Textabschnitt:
Herr Präsident! Meine Damen und Herren! Sprecher dieses Hohen Hauses haben heute den Hilferuf der Zonenrandgebiete weitergeleitet und Möglichkeiten zur Behebung der Not aufgezeigt. Wenn meine ostbayerischen Landsleute heute hier zugehört hätten, hätten sie sicher neuen Mut geschöpft, und sicher wäre mancher auf den Gedanken gekommen, daß nun die Not ein für allemal behoben werden könne. So leicht ist aber das Problem der Zonenrandgebiete bei weitem nicht zu lösen.
In Bayern sind die Verhältnisse so, daß ein Teil, nämlich der Norden und der Nordosten, durch den Eisernen Vorhang von den bisherigen Rohstoffquellen und Absatzgebieten abgeschnitten ist. Ein anderer Teil, nämlich derjenige entlang der tschechoslowakischen Grenze, gehört schon seit Jahrzehnten zu einem wirtschaftlich schwachen Gebiet.

Aufgaben zur Übung:
1. Beantworten Sie anhand der Rede über die Zonenrandgebiete die folgenden Fragen:
(a) Wer hätte nach Aussage des Redners neuen Mut geschöpft, wenn er heute zugehört hätte?
(b) Welche Teile Bayerns sind durch den Eisernen Vorhang abgeschnitten?
(c) Welcher Teil Bayerns gehört schon seit Jahrzehnten zu einem wirtschaftlich schwachen Gebiet?
2. Schreiben Sie den Abschnitt der Rede über die Zonenrandgebiete von „Herr Präsident! Meine“ bis „wirtschaftlich schwachen Gebiet.“ wortgetreu ab.
3. Führen Sie die Rede über die Zonenrandgebiete im Anschluss an ihren letzten Satz weiter.

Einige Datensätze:
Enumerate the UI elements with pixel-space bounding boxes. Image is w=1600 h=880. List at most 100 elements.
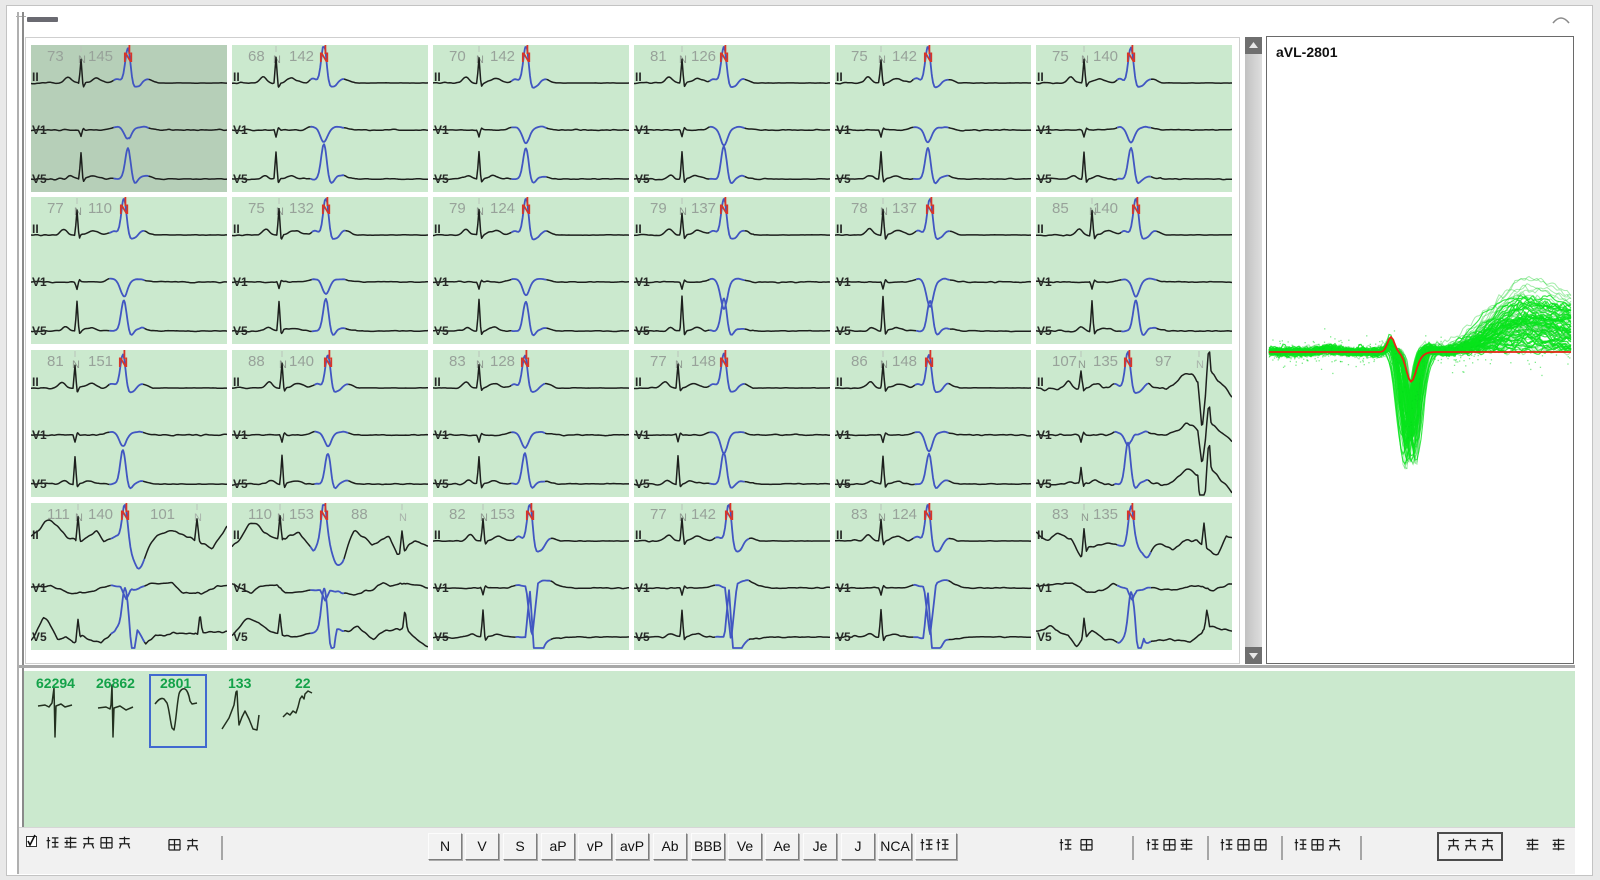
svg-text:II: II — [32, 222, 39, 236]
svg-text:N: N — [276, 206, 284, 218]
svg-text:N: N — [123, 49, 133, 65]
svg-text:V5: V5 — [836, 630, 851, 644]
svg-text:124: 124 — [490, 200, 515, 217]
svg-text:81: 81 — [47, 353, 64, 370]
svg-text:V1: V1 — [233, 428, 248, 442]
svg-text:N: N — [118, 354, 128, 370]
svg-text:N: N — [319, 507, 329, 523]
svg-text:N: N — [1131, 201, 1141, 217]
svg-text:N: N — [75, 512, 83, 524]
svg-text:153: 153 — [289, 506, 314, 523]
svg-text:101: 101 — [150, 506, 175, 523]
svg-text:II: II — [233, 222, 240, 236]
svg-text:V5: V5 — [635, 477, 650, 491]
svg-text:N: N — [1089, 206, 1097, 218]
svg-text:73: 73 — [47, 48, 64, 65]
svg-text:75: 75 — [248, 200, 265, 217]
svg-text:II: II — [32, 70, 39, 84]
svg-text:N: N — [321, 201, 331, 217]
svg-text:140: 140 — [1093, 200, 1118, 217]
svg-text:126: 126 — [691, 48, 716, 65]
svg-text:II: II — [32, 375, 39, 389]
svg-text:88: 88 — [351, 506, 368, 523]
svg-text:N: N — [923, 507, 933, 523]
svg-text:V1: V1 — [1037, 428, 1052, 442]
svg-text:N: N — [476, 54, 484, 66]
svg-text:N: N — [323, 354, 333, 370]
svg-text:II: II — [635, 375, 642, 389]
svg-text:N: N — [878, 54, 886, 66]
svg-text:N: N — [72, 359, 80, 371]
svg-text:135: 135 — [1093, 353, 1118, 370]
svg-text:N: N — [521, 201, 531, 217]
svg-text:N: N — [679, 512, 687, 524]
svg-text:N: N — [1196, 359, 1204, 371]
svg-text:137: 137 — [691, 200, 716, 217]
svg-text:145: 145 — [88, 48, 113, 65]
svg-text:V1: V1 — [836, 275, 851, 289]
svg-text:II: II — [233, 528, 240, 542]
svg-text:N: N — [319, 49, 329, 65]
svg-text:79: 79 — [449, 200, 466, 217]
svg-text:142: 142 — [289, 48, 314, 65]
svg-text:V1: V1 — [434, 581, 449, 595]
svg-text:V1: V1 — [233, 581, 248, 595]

Antworten je Aufgabe:
1.
(a) Seine ostbayerischen Landsleute.
(b) Der Norden und der Nordosten.
(c) Der Teil entlang der tschechoslowakischen Grenze.

2.
Herr Präsident! Meine Damen und Herren! Sprecher dieses Hohen Hauses haben heute den Hilferuf der Zonenrandgebiete weitergeleitet und Möglichkeiten zur Behebung der Not aufgezeigt. Wenn meine ostbayerischen Landsleute heute hier zugehört hätten, hätten sie sicher neuen Mut geschöpft, und sicher wäre mancher auf den Gedanken gekommen, daß nun die Not ein für allemal behoben werden könne. So leicht ist aber das Problem der Zonenrandgebiete bei weitem nicht zu lösen.
In Bayern sind die Verhältnisse so, daß ein Teil, nämlich der Norden und der Nordosten, durch den Eisernen Vorhang von den bisherigen Rohstoffquellen und Absatzgebieten abgeschnitten ist. Ein anderer Teil, nämlich derjenige entlang der tschechoslowakischen Grenze, gehört schon seit Jahrzehnten zu einem wirtschaftlich schwachen Gebiet.

3.
Die Grenzlandfahrten der Minister, Ministerialbeamten, Abgeordneten und Wirtschaftsexperten dürften wohl aufgezeigt haben, daß den Zonenrandgebieten unter allen Umständen geholfen werden muß. Das ist aber keine Angelegenheit nur der Grenzlandabgeordneten, das ist auch keine Angelegenheit nur einer Partei, sondern das müßte an und für sich Angelegenheit dieses ganzen Hauses sein.
Wir haben unlängst in diesem Hause zusätzliche Leistungen für Berlin beschlossen, und wir haben das gern getan; einmal, weil wir die schwierigen Verhältnisse in Berlin kennen, zum zweiten deshalb, weil wir, die wir aus dem Grenzland stammen, schon aus diesem Grunde besonderes Verständnis dafür haben. Man braucht ja nur an die Ecke von Hof zu denken, wo im Norden die sowjetische Zone und im Osten die Tschechoslowakei ist. Wir haben das gern getan und hoffen nunmehr, daß auch die Anliegen, die die Grenzgebiete haben, vom ganzen Hause unterstützt werden.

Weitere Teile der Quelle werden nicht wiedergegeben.